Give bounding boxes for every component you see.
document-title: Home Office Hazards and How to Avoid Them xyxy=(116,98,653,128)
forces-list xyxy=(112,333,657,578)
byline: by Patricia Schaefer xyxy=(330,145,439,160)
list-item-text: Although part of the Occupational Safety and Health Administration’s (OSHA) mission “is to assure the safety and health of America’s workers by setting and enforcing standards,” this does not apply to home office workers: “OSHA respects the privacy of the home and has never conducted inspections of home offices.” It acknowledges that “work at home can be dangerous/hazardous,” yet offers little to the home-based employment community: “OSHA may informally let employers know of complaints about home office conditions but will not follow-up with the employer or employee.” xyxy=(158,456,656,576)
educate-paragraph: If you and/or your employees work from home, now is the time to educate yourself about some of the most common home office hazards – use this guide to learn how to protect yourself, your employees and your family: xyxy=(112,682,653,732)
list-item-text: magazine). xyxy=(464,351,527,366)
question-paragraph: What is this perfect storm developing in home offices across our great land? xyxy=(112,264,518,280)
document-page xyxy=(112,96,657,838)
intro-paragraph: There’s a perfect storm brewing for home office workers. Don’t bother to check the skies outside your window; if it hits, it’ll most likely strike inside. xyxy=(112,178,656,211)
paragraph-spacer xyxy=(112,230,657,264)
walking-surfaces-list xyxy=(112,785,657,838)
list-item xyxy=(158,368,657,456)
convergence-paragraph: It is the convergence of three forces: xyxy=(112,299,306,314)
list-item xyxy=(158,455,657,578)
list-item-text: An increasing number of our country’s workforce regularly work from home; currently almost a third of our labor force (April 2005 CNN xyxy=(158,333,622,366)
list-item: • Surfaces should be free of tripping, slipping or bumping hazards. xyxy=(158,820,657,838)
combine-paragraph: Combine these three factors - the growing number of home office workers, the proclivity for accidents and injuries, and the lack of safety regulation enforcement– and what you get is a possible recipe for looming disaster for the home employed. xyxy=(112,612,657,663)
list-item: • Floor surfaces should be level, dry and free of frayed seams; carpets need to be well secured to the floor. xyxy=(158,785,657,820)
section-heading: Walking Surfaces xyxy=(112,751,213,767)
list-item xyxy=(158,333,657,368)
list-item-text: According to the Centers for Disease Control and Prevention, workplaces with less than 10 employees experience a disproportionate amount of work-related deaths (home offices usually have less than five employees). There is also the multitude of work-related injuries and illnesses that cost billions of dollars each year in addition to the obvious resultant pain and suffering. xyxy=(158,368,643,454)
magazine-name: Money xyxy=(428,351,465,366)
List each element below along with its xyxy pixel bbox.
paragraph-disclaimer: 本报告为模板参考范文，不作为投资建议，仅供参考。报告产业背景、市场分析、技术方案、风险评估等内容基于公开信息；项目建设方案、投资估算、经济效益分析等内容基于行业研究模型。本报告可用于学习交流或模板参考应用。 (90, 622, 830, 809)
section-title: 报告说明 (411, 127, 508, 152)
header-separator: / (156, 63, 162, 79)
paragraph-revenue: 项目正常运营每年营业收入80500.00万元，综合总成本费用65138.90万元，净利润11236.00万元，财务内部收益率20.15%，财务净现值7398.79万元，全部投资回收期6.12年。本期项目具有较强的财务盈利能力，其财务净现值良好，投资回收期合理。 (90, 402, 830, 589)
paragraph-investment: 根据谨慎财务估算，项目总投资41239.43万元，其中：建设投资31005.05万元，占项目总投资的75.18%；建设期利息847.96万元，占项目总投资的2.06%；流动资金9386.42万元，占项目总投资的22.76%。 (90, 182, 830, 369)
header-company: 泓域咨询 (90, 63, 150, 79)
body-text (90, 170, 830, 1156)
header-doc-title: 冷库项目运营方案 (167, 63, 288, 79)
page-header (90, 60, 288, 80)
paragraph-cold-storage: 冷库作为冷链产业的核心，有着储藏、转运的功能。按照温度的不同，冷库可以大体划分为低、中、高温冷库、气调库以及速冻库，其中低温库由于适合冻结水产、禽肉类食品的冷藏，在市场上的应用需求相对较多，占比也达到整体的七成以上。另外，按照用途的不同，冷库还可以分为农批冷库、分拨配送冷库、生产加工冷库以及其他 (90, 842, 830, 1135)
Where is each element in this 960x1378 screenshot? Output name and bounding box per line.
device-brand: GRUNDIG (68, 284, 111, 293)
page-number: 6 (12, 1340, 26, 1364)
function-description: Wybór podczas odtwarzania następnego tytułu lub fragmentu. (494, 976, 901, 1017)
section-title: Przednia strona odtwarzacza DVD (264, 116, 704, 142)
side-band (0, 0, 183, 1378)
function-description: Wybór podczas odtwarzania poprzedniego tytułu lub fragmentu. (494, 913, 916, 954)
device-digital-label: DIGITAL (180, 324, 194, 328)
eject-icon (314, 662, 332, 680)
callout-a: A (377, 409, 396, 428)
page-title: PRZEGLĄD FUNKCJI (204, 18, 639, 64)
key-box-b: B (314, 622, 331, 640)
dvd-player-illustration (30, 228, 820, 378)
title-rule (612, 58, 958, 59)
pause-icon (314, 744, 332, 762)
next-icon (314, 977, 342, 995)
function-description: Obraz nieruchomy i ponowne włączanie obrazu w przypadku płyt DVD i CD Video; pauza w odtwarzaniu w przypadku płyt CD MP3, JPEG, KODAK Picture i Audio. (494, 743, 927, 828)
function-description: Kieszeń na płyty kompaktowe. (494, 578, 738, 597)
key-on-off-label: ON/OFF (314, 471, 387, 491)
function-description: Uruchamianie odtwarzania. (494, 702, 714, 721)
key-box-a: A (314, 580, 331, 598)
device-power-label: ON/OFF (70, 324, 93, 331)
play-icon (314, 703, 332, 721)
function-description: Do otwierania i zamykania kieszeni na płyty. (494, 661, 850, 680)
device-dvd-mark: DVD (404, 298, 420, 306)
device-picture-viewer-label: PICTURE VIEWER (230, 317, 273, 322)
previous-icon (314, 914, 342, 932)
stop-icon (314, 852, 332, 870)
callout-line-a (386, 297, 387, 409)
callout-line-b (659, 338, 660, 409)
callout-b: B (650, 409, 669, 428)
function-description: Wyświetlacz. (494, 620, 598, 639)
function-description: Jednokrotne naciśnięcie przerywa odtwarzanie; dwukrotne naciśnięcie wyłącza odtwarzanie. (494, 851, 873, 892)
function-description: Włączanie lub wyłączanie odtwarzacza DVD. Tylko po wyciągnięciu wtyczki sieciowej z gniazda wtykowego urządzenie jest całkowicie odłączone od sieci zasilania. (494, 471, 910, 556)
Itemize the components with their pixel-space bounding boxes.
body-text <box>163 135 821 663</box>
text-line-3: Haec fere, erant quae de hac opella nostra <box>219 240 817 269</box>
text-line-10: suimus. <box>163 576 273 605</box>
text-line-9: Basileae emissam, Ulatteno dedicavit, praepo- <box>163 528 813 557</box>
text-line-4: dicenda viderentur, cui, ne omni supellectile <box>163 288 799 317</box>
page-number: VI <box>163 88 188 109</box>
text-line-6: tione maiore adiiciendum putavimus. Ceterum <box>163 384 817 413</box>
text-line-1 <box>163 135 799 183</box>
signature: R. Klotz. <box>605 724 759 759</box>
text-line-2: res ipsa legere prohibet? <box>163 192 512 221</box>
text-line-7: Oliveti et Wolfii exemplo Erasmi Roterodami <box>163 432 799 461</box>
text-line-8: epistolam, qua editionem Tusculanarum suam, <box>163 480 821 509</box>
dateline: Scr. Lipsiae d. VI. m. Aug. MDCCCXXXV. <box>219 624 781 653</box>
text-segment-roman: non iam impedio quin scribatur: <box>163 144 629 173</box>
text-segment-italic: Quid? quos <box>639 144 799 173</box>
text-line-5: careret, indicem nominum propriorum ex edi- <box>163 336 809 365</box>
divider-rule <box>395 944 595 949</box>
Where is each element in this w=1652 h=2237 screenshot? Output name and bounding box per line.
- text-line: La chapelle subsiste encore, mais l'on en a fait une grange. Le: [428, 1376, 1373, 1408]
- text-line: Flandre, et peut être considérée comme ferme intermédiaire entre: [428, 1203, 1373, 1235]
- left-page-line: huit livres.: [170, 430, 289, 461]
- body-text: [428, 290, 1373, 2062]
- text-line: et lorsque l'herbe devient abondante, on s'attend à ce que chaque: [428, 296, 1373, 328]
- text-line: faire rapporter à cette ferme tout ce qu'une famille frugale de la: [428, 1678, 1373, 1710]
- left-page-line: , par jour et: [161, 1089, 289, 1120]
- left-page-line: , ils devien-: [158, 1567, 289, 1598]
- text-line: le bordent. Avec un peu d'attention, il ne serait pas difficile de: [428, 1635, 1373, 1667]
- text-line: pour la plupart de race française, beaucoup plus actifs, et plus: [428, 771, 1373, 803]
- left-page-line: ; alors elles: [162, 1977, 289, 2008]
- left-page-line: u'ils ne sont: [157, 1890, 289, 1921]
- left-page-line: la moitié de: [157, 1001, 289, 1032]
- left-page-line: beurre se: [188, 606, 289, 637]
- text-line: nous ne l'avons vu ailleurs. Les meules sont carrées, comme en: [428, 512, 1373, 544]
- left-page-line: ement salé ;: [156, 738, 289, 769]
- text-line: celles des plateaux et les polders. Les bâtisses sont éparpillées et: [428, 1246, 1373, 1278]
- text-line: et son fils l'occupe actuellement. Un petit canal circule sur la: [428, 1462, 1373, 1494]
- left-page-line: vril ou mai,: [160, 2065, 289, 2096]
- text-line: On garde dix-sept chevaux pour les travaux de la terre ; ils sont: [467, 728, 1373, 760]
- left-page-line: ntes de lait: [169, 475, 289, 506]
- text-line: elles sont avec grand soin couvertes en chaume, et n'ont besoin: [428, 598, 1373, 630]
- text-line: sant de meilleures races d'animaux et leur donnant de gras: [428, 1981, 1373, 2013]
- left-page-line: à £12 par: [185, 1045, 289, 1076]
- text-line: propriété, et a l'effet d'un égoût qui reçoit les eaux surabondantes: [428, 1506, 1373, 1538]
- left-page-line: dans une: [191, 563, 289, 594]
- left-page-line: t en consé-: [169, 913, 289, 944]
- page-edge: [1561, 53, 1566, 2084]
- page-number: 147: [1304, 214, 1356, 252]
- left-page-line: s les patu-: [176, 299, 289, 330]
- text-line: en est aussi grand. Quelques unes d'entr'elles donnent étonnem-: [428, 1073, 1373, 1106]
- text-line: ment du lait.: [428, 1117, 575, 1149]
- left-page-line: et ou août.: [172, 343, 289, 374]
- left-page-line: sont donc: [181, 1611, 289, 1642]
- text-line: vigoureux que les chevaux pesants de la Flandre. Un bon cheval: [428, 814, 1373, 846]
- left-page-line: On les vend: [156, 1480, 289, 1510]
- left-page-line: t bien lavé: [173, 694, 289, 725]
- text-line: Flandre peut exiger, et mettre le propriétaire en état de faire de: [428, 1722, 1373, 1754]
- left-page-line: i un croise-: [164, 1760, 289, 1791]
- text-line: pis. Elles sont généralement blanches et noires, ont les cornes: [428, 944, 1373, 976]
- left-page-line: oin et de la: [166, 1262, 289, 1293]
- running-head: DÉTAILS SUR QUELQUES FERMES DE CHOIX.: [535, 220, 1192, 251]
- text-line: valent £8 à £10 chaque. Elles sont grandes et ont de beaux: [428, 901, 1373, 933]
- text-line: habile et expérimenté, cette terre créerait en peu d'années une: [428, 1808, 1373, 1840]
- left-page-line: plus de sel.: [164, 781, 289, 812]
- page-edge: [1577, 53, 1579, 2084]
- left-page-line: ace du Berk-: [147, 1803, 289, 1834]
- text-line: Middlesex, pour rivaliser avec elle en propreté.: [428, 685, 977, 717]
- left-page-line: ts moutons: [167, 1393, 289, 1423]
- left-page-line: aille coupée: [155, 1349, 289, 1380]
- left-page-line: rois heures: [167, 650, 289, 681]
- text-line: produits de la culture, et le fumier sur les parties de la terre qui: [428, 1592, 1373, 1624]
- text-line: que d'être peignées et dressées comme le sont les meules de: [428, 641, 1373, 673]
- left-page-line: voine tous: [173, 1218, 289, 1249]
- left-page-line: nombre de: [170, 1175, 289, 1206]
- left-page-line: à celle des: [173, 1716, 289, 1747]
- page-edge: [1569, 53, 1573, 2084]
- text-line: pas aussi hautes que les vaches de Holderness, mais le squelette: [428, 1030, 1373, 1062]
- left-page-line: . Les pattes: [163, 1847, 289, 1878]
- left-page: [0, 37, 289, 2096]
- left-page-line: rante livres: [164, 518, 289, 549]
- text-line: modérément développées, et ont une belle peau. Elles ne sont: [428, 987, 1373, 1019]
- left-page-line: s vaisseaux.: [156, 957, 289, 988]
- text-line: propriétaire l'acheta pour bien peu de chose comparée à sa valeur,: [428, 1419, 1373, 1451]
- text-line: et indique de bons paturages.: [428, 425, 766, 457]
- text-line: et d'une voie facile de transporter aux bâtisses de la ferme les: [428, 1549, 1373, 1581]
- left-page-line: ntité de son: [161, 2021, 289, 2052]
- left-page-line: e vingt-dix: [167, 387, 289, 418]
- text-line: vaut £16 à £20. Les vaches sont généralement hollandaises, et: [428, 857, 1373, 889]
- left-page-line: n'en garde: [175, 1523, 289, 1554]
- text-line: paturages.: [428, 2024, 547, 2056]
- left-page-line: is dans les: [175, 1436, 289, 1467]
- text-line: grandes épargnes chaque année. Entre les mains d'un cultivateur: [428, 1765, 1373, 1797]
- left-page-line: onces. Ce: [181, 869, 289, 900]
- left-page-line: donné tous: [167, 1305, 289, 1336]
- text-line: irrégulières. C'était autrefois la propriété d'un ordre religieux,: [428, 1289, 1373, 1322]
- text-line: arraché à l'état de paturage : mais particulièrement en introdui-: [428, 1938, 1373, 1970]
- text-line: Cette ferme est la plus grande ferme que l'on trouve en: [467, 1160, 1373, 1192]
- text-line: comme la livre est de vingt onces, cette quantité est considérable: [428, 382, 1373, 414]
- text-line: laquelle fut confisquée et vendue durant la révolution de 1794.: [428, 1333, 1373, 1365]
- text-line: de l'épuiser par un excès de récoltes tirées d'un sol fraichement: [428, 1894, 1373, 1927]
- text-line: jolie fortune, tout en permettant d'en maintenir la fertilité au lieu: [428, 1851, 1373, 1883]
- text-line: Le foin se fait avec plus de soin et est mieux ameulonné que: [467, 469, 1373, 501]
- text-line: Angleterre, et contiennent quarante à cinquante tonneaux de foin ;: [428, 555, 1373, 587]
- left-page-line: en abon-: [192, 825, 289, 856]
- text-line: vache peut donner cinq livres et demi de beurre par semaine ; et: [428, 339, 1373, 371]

····················

■ **Exercise directions**: Copy the material word for word, beginning with its first line and stopping after the line that contains "byline: by Patricia".

■ **The result**:
Give bounding boxes for every component you see.
document-title: Home Office Hazards and How to Avoid Them xyxy=(116,98,653,128)
forces-list xyxy=(112,333,657,578)
byline: by Patricia Schaefer xyxy=(330,145,439,160)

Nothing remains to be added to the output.